» THE EXERCISE: Quote the records that follow in full, leaving the pictures out.

» RECORDS PROVIDED:
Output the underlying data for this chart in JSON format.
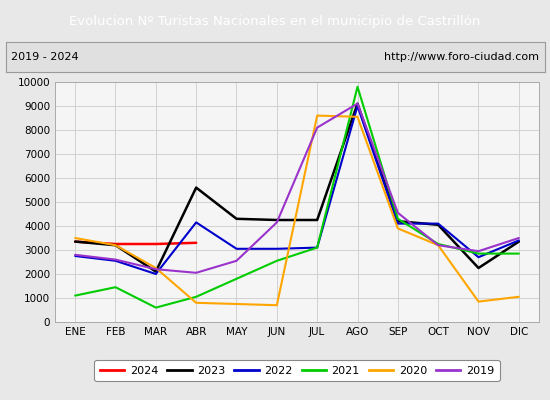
{
  "title": "Evolucion Nº Turistas Nacionales en el municipio de Castrillón",
  "subtitle_left": "2019 - 2024",
  "subtitle_right": "http://www.foro-ciudad.com",
  "title_bg_color": "#4d7ebf",
  "title_text_color": "#ffffff",
  "months": [
    "ENE",
    "FEB",
    "MAR",
    "ABR",
    "MAY",
    "JUN",
    "JUL",
    "AGO",
    "SEP",
    "OCT",
    "NOV",
    "DIC"
  ],
  "ylim": [
    0,
    10000
  ],
  "yticks": [
    0,
    1000,
    2000,
    3000,
    4000,
    5000,
    6000,
    7000,
    8000,
    9000,
    10000
  ],
  "series": {
    "2024": {
      "color": "#ff0000",
      "linewidth": 1.8,
      "data": [
        3350,
        3250,
        3250,
        3300,
        null,
        null,
        null,
        null,
        null,
        null,
        null,
        null
      ]
    },
    "2023": {
      "color": "#000000",
      "linewidth": 1.8,
      "data": [
        3350,
        3200,
        2100,
        5600,
        4300,
        4250,
        4250,
        9100,
        4200,
        4050,
        2250,
        3350
      ]
    },
    "2022": {
      "color": "#0000cc",
      "linewidth": 1.5,
      "data": [
        2750,
        2550,
        2000,
        4150,
        3050,
        3050,
        3100,
        9000,
        4100,
        4100,
        2700,
        3400
      ]
    },
    "2021": {
      "color": "#00cc00",
      "linewidth": 1.5,
      "data": [
        1100,
        1450,
        600,
        1050,
        1800,
        2550,
        3100,
        9800,
        4300,
        3250,
        2850,
        2850
      ]
    },
    "2020": {
      "color": "#ffa500",
      "linewidth": 1.5,
      "data": [
        3500,
        3200,
        2250,
        800,
        750,
        700,
        8600,
        8550,
        3900,
        3200,
        850,
        1050
      ]
    },
    "2019": {
      "color": "#9933cc",
      "linewidth": 1.5,
      "data": [
        2800,
        2600,
        2200,
        2050,
        2550,
        4150,
        8100,
        9100,
        4550,
        3200,
        2950,
        3500
      ]
    }
  },
  "legend_order": [
    "2024",
    "2023",
    "2022",
    "2021",
    "2020",
    "2019"
  ],
  "background_color": "#e8e8e8",
  "plot_bg_color": "#f5f5f5",
  "subtitle_bg_color": "#e0e0e0",
  "grid_color": "#cccccc"
}
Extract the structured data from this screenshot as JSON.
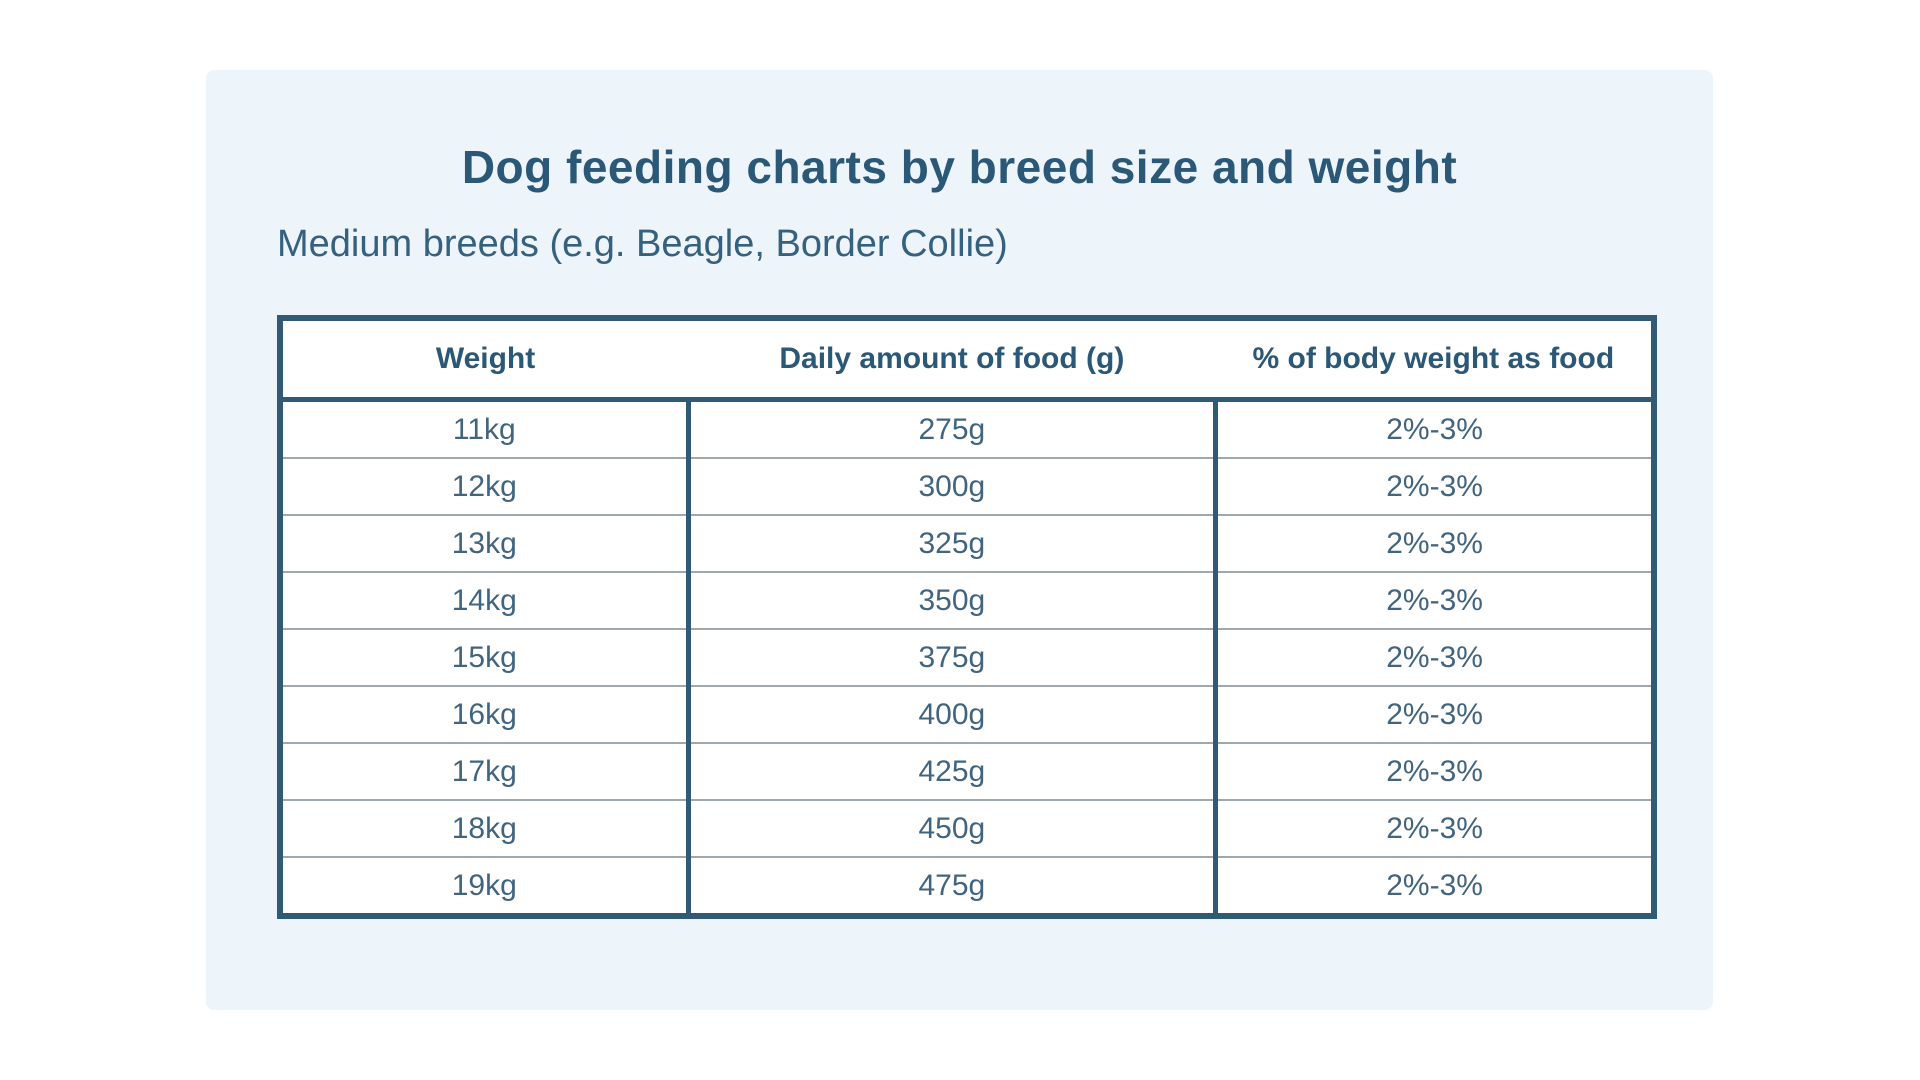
{
  "page": {
    "title": "Dog feeding charts by breed size and weight",
    "subtitle": "Medium breeds (e.g. Beagle, Border Collie)"
  },
  "table": {
    "headers": [
      "Weight",
      "Daily amount of food (g)",
      "% of body weight as food"
    ],
    "rows": [
      {
        "weight": "11kg",
        "daily_amount": "275g",
        "percent_body_weight": "2%-3%"
      },
      {
        "weight": "12kg",
        "daily_amount": "300g",
        "percent_body_weight": "2%-3%"
      },
      {
        "weight": "13kg",
        "daily_amount": "325g",
        "percent_body_weight": "2%-3%"
      },
      {
        "weight": "14kg",
        "daily_amount": "350g",
        "percent_body_weight": "2%-3%"
      },
      {
        "weight": "15kg",
        "daily_amount": "375g",
        "percent_body_weight": "2%-3%"
      },
      {
        "weight": "16kg",
        "daily_amount": "400g",
        "percent_body_weight": "2%-3%"
      },
      {
        "weight": "17kg",
        "daily_amount": "425g",
        "percent_body_weight": "2%-3%"
      },
      {
        "weight": "18kg",
        "daily_amount": "450g",
        "percent_body_weight": "2%-3%"
      },
      {
        "weight": "19kg",
        "daily_amount": "475g",
        "percent_body_weight": "2%-3%"
      }
    ]
  },
  "colors": {
    "card_background": "#edf4fa",
    "table_border": "#305a75",
    "heading_text": "#2b5877",
    "body_text": "#41647f",
    "row_separator": "#a0a7ad"
  },
  "chart_data": {
    "type": "table",
    "title": "Dog feeding charts by breed size and weight",
    "subtitle": "Medium breeds (e.g. Beagle, Border Collie)",
    "columns": [
      "Weight",
      "Daily amount of food (g)",
      "% of body weight as food"
    ],
    "rows": [
      [
        "11kg",
        "275g",
        "2%-3%"
      ],
      [
        "12kg",
        "300g",
        "2%-3%"
      ],
      [
        "13kg",
        "325g",
        "2%-3%"
      ],
      [
        "14kg",
        "350g",
        "2%-3%"
      ],
      [
        "15kg",
        "375g",
        "2%-3%"
      ],
      [
        "16kg",
        "400g",
        "2%-3%"
      ],
      [
        "17kg",
        "425g",
        "2%-3%"
      ],
      [
        "18kg",
        "450g",
        "2%-3%"
      ],
      [
        "19kg",
        "475g",
        "2%-3%"
      ]
    ],
    "weights_kg": [
      11,
      12,
      13,
      14,
      15,
      16,
      17,
      18,
      19
    ],
    "daily_food_g": [
      275,
      300,
      325,
      350,
      375,
      400,
      425,
      450,
      475
    ],
    "percent_body_weight": "2%-3%"
  }
}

» TASK OUTPUT:
Output the underlying data for this chart in JSON format.
{
  "title": "Evolucion Nº Turistas Nacionales en el municipio de Castrillón",
  "subtitle_left": "2019 - 2024",
  "subtitle_right": "http://www.foro-ciudad.com",
  "title_bg_color": "#4d7ebf",
  "title_text_color": "#ffffff",
  "months": [
    "ENE",
    "FEB",
    "MAR",
    "ABR",
    "MAY",
    "JUN",
    "JUL",
    "AGO",
    "SEP",
    "OCT",
    "NOV",
    "DIC"
  ],
  "ylim": [
    0,
    10000
  ],
  "yticks": [
    0,
    1000,
    2000,
    3000,
    4000,
    5000,
    6000,
    7000,
    8000,
    9000,
    10000
  ],
  "series": {
    "2024": {
      "color": "#ff0000",
      "linewidth": 1.8,
      "data": [
        3350,
        3250,
        3250,
        3300,
        null,
        null,
        null,
        null,
        null,
        null,
        null,
        null
      ]
    },
    "2023": {
      "color": "#000000",
      "linewidth": 1.8,
      "data": [
        3350,
        3200,
        2100,
        5600,
        4300,
        4250,
        4250,
        9100,
        4200,
        4050,
        2250,
        3350
      ]
    },
    "2022": {
      "color": "#0000cc",
      "linewidth": 1.5,
      "data": [
        2750,
        2550,
        2000,
        4150,
        3050,
        3050,
        3100,
        9000,
        4100,
        4100,
        2700,
        3400
      ]
    },
    "2021": {
      "color": "#00cc00",
      "linewidth": 1.5,
      "data": [
        1100,
        1450,
        600,
        1050,
        1800,
        2550,
        3100,
        9800,
        4300,
        3250,
        2850,
        2850
      ]
    },
    "2020": {
      "color": "#ffa500",
      "linewidth": 1.5,
      "data": [
        3500,
        3200,
        2250,
        800,
        750,
        700,
        8600,
        8550,
        3900,
        3200,
        850,
        1050
      ]
    },
    "2019": {
      "color": "#9933cc",
      "linewidth": 1.5,
      "data": [
        2800,
        2600,
        2200,
        2050,
        2550,
        4150,
        8100,
        9100,
        4550,
        3200,
        2950,
        3500
      ]
    }
  },
  "legend_order": [
    "2024",
    "2023",
    "2022",
    "2021",
    "2020",
    "2019"
  ],
  "background_color": "#e8e8e8",
  "plot_bg_color": "#f5f5f5",
  "subtitle_bg_color": "#e0e0e0",
  "grid_color": "#cccccc"
}
Extract the structured data from this screenshot as JSON.
{
  "page": {
    "title": "Dog feeding charts by breed size and weight",
    "subtitle": "Medium breeds (e.g. Beagle, Border Collie)"
  },
  "table": {
    "headers": [
      "Weight",
      "Daily amount of food (g)",
      "% of body weight as food"
    ],
    "rows": [
      {
        "weight": "11kg",
        "daily_amount": "275g",
        "percent_body_weight": "2%-3%"
      },
      {
        "weight": "12kg",
        "daily_amount": "300g",
        "percent_body_weight": "2%-3%"
      },
      {
        "weight": "13kg",
        "daily_amount": "325g",
        "percent_body_weight": "2%-3%"
      },
      {
        "weight": "14kg",
        "daily_amount": "350g",
        "percent_body_weight": "2%-3%"
      },
      {
        "weight": "15kg",
        "daily_amount": "375g",
        "percent_body_weight": "2%-3%"
      },
      {
        "weight": "16kg",
        "daily_amount": "400g",
        "percent_body_weight": "2%-3%"
      },
      {
        "weight": "17kg",
        "daily_amount": "425g",
        "percent_body_weight": "2%-3%"
      },
      {
        "weight": "18kg",
        "daily_amount": "450g",
        "percent_body_weight": "2%-3%"
      },
      {
        "weight": "19kg",
        "daily_amount": "475g",
        "percent_body_weight": "2%-3%"
      }
    ]
  },
  "colors": {
    "card_background": "#edf4fa",
    "table_border": "#305a75",
    "heading_text": "#2b5877",
    "body_text": "#41647f",
    "row_separator": "#a0a7ad"
  },
  "chart_data": {
    "type": "table",
    "title": "Dog feeding charts by breed size and weight",
    "subtitle": "Medium breeds (e.g. Beagle, Border Collie)",
    "columns": [
      "Weight",
      "Daily amount of food (g)",
      "% of body weight as food"
    ],
    "rows": [
      [
        "11kg",
        "275g",
        "2%-3%"
      ],
      [
        "12kg",
        "300g",
        "2%-3%"
      ],
      [
        "13kg",
        "325g",
        "2%-3%"
      ],
      [
        "14kg",
        "350g",
        "2%-3%"
      ],
      [
        "15kg",
        "375g",
        "2%-3%"
      ],
      [
        "16kg",
        "400g",
        "2%-3%"
      ],
      [
        "17kg",
        "425g",
        "2%-3%"
      ],
      [
        "18kg",
        "450g",
        "2%-3%"
      ],
      [
        "19kg",
        "475g",
        "2%-3%"
      ]
    ],
    "weights_kg": [
      11,
      12,
      13,
      14,
      15,
      16,
      17,
      18,
      19
    ],
    "daily_food_g": [
      275,
      300,
      325,
      350,
      375,
      400,
      425,
      450,
      475
    ],
    "percent_body_weight": "2%-3%"
  }
}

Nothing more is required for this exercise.